Given instruction
Give the listing again in full, exactly as written.

Recorded information
==*==

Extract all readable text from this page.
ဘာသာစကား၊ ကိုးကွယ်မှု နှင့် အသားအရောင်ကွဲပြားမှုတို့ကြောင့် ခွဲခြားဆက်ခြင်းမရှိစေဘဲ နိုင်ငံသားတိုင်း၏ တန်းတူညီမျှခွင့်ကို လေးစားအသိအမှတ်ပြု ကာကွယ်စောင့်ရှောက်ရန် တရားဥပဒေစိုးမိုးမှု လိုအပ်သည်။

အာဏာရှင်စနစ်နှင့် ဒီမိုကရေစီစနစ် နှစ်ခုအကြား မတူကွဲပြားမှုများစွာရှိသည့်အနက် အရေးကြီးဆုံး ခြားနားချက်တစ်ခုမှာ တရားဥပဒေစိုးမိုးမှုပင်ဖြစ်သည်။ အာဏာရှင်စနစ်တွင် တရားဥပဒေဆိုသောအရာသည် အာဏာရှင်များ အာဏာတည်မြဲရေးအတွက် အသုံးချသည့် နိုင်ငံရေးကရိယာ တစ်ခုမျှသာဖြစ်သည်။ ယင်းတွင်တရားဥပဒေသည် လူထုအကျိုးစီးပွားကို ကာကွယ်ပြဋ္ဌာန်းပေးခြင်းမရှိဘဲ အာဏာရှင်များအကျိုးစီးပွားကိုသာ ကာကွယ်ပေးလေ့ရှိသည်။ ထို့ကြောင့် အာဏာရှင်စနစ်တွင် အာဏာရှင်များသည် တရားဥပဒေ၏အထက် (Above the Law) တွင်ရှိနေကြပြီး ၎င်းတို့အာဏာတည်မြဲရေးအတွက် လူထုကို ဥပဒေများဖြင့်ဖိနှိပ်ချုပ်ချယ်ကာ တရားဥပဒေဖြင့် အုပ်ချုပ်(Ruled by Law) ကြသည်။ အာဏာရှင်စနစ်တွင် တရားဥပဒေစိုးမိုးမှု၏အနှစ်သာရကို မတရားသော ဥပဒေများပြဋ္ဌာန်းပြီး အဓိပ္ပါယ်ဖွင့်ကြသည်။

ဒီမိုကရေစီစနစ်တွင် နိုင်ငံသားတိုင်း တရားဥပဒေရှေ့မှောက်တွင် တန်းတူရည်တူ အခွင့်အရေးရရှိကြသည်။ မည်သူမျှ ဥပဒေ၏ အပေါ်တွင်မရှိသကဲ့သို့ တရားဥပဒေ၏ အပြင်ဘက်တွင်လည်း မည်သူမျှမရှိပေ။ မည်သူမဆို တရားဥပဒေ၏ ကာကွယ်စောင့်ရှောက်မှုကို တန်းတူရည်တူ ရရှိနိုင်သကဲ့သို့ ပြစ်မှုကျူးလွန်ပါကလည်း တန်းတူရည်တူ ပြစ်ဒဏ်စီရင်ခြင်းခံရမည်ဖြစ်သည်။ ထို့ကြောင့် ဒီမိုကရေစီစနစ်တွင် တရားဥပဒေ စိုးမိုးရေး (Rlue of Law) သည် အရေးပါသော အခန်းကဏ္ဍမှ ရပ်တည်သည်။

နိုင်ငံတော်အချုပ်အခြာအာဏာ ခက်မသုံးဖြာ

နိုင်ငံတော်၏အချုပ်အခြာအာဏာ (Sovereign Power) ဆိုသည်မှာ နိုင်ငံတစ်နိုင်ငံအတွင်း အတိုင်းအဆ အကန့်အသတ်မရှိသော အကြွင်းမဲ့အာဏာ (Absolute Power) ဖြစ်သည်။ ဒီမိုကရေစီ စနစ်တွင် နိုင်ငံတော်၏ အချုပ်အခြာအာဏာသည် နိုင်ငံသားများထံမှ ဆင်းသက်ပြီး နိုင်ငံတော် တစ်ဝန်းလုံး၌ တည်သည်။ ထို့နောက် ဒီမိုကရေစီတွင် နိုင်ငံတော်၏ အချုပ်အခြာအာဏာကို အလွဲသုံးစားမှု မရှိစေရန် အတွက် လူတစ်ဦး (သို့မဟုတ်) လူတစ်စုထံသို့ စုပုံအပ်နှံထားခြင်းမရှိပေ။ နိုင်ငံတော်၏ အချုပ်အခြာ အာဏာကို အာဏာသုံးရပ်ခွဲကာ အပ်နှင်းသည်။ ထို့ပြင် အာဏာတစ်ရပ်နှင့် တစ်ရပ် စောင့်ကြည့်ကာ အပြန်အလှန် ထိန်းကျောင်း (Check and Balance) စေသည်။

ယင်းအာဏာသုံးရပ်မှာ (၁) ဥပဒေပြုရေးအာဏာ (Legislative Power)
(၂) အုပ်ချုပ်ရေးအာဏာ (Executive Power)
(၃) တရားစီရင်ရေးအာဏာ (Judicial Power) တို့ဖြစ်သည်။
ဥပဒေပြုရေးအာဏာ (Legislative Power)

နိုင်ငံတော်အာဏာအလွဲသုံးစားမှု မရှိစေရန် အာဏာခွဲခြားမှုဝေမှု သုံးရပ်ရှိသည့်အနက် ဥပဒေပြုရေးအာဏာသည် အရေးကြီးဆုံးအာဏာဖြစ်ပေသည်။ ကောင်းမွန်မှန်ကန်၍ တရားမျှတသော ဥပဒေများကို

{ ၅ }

==*==

In response
Extract all readable text from this page.
ဘာသာစကား၊ ကိုးကွယ်မှု နှင့် အသားအရောင်ကွဲပြားမှုတို့ကြောင့် ခွဲခြားဆက်ခြင်းမရှိစေဘဲ နိုင်ငံသားတိုင်း၏ တန်းတူညီမျှခွင့်ကို လေးစားအသိအမှတ်ပြု ကာကွယ်စောင့်ရှောက်ရန် တရားဥပဒေစိုးမိုးမှု လိုအပ်သည်။

အာဏာရှင်စနစ်နှင့် ဒီမိုကရေစီစနစ် နှစ်ခုအကြား မတူကွဲပြားမှုများစွာရှိသည့်အနက် အရေးကြီးဆုံး ခြားနားချက်တစ်ခုမှာ တရားဥပဒေစိုးမိုးမှုပင်ဖြစ်သည်။ အာဏာရှင်စနစ်တွင် တရားဥပဒေဆိုသောအရာသည် အာဏာရှင်များ အာဏာတည်မြဲရေးအတွက် အသုံးချသည့် နိုင်ငံရေးကရိယာ တစ်ခုမျှသာဖြစ်သည်။ ယင်းတွင်တရားဥပဒေသည် လူထုအကျိုးစီးပွားကို ကာကွယ်ပြဋ္ဌာန်းပေးခြင်းမရှိဘဲ အာဏာရှင်များအကျိုးစီးပွားကိုသာ ကာကွယ်ပေးလေ့ရှိသည်။ ထို့ကြောင့် အာဏာရှင်စနစ်တွင် အာဏာရှင်များသည် တရားဥပဒေ၏အထက် (Above the Law) တွင်ရှိနေကြပြီး ၎င်းတို့အာဏာတည်မြဲရေးအတွက် လူထုကို ဥပဒေများဖြင့်ဖိနှိပ်ချုပ်ချယ်ကာ တရားဥပဒေဖြင့် အုပ်ချုပ်(Ruled by Law) ကြသည်။ အာဏာရှင်စနစ်တွင် တရားဥပဒေစိုးမိုးမှု၏အနှစ်သာရကို မတရားသော ဥပဒေများပြဋ္ဌာန်းပြီး အဓိပ္ပါယ်ဖွင့်ကြသည်။

ဒီမိုကရေစီစနစ်တွင် နိုင်ငံသားတိုင်း တရားဥပဒေရှေ့မှောက်တွင် တန်းတူရည်တူ အခွင့်အရေးရရှိကြသည်။ မည်သူမျှ ဥပဒေ၏ အပေါ်တွင်မရှိသကဲ့သို့ တရားဥပဒေ၏ အပြင်ဘက်တွင်လည်း မည်သူမျှမရှိပေ။ မည်သူမဆို တရားဥပဒေ၏ ကာကွယ်စောင့်ရှောက်မှုကို တန်းတူရည်တူ ရရှိနိုင်သကဲ့သို့ ပြစ်မှုကျူးလွန်ပါကလည်း တန်းတူရည်တူ ပြစ်ဒဏ်စီရင်ခြင်းခံရမည်ဖြစ်သည်။ ထို့ကြောင့် ဒီမိုကရေစီစနစ်တွင် တရားဥပဒေ စိုးမိုးရေး (Rlue of Law) သည် အရေးပါသော အခန်းကဏ္ဍမှ ရပ်တည်သည်။

နိုင်ငံတော်အချုပ်အခြာအာဏာ ခက်မသုံးဖြာ

နိုင်ငံတော်၏အချုပ်အခြာအာဏာ (Sovereign Power) ဆိုသည်မှာ နိုင်ငံတစ်နိုင်ငံအတွင်း အတိုင်းအဆ အကန့်အသတ်မရှိသော အကြွင်းမဲ့အာဏာ (Absolute Power) ဖြစ်သည်။ ဒီမိုကရေစီ စနစ်တွင် နိုင်ငံတော်၏ အချုပ်အခြာအာဏာသည် နိုင်ငံသားများထံမှ ဆင်းသက်ပြီး နိုင်ငံတော် တစ်ဝန်းလုံး၌ တည်သည်။ ထို့နောက် ဒီမိုကရေစီတွင် နိုင်ငံတော်၏ အချုပ်အခြာအာဏာကို အလွဲသုံးစားမှု မရှိစေရန် အတွက် လူတစ်ဦး (သို့မဟုတ်) လူတစ်စုထံသို့ စုပုံအပ်နှံထားခြင်းမရှိပေ။ နိုင်ငံတော်၏ အချုပ်အခြာ အာဏာကို အာဏာသုံးရပ်ခွဲကာ အပ်နှင်းသည်။ ထို့ပြင် အာဏာတစ်ရပ်နှင့် တစ်ရပ် စောင့်ကြည့်ကာ အပြန်အလှန် ထိန်းကျောင်း (Check and Balance) စေသည်။

ယင်းအာဏာသုံးရပ်မှာ (၁) ဥပဒေပြုရေးအာဏာ (Legislative Power)
(၂) အုပ်ချုပ်ရေးအာဏာ (Executive Power)
(၃) တရားစီရင်ရေးအာဏာ (Judicial Power) တို့ဖြစ်သည်။
ဥပဒေပြုရေးအာဏာ (Legislative Power)

နိုင်ငံတော်အာဏာအလွဲသုံးစားမှု မရှိစေရန် အာဏာခွဲခြားမှုဝေမှု သုံးရပ်ရှိသည့်အနက် ဥပဒေပြုရေးအာဏာသည် အရေးကြီးဆုံးအာဏာဖြစ်ပေသည်။ ကောင်းမွန်မှန်ကန်၍ တရားမျှတသော ဥပဒေများကို

{ ၅ }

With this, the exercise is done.